Without including any picture, copy the entries that follow word for word.

........

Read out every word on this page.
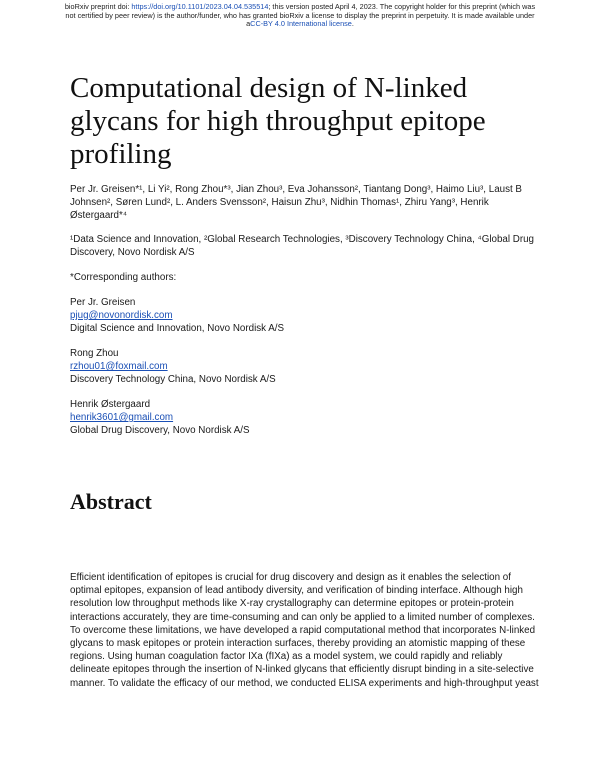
bioRxiv preprint doi: https://doi.org/10.1101/2023.04.04.535514; this version posted April 4, 2023. The copyright holder for this preprint (which was not certified by peer review) is the author/funder, who has granted bioRxiv a license to display the preprint in perpetuity. It is made available under aCC-BY 4.0 International license.
Computational design of N-linked glycans for high throughput epitope profiling
Per Jr. Greisen*¹, Li Yi², Rong Zhou*³, Jian Zhou³, Eva Johansson², Tiantang Dong³, Haimo Liu³, Laust B Johnsen², Søren Lund², L. Anders Svensson², Haisun Zhu³, Nidhin Thomas¹, Zhiru Yang³, Henrik Østergaard*⁴
¹Data Science and Innovation, ²Global Research Technologies, ³Discovery Technology China, ⁴Global Drug Discovery, Novo Nordisk A/S
*Corresponding authors:
Per Jr. Greisen
pjug@novonordisk.com
Digital Science and Innovation, Novo Nordisk A/S
Rong Zhou
rzhou01@foxmail.com
Discovery Technology China, Novo Nordisk A/S
Henrik Østergaard
henrik3601@gmail.com
Global Drug Discovery, Novo Nordisk A/S
Abstract

Efficient identification of epitopes is crucial for drug discovery and design as it enables the selection of optimal epitopes, expansion of lead antibody diversity, and verification of binding interface. Although high resolution low throughput methods like X-ray crystallography can determine epitopes or protein-protein interactions accurately, they are time-consuming and can only be applied to a limited number of complexes. To overcome these limitations, we have developed a rapid computational method that incorporates N-linked glycans to mask epitopes or protein interaction surfaces, thereby providing an atomistic mapping of these regions. Using human coagulation factor IXa (fIXa) as a model system, we could rapidly and reliably delineate epitopes through the insertion of N-linked glycans that efficiently disrupt binding in a site-selective manner. To validate the efficacy of our method, we conducted ELISA experiments and high-throughput yeast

........

The answer
Read out every word on this page.
bioRxiv preprint doi: https://doi.org/10.1101/2023.04.04.535514; this version posted April 4, 2023. The copyright holder for this preprint (which was not certified by peer review) is the author/funder, who has granted bioRxiv a license to display the preprint in perpetuity. It is made available under aCC-BY 4.0 International license.
Computational design of N-linked glycans for high throughput epitope profiling
Per Jr. Greisen*¹, Li Yi², Rong Zhou*³, Jian Zhou³, Eva Johansson², Tiantang Dong³, Haimo Liu³, Laust B Johnsen², Søren Lund², L. Anders Svensson², Haisun Zhu³, Nidhin Thomas¹, Zhiru Yang³, Henrik Østergaard*⁴
¹Data Science and Innovation, ²Global Research Technologies, ³Discovery Technology China, ⁴Global Drug Discovery, Novo Nordisk A/S
*Corresponding authors:
Per Jr. Greisen
pjug@novonordisk.com
Digital Science and Innovation, Novo Nordisk A/S
Rong Zhou
rzhou01@foxmail.com
Discovery Technology China, Novo Nordisk A/S
Henrik Østergaard
henrik3601@gmail.com
Global Drug Discovery, Novo Nordisk A/S
Abstract

Efficient identification of epitopes is crucial for drug discovery and design as it enables the selection of optimal epitopes, expansion of lead antibody diversity, and verification of binding interface. Although high resolution low throughput methods like X-ray crystallography can determine epitopes or protein-protein interactions accurately, they are time-consuming and can only be applied to a limited number of complexes. To overcome these limitations, we have developed a rapid computational method that incorporates N-linked glycans to mask epitopes or protein interaction surfaces, thereby providing an atomistic mapping of these regions. Using human coagulation factor IXa (fIXa) as a model system, we could rapidly and reliably delineate epitopes through the insertion of N-linked glycans that efficiently disrupt binding in a site-selective manner. To validate the efficacy of our method, we conducted ELISA experiments and high-throughput yeast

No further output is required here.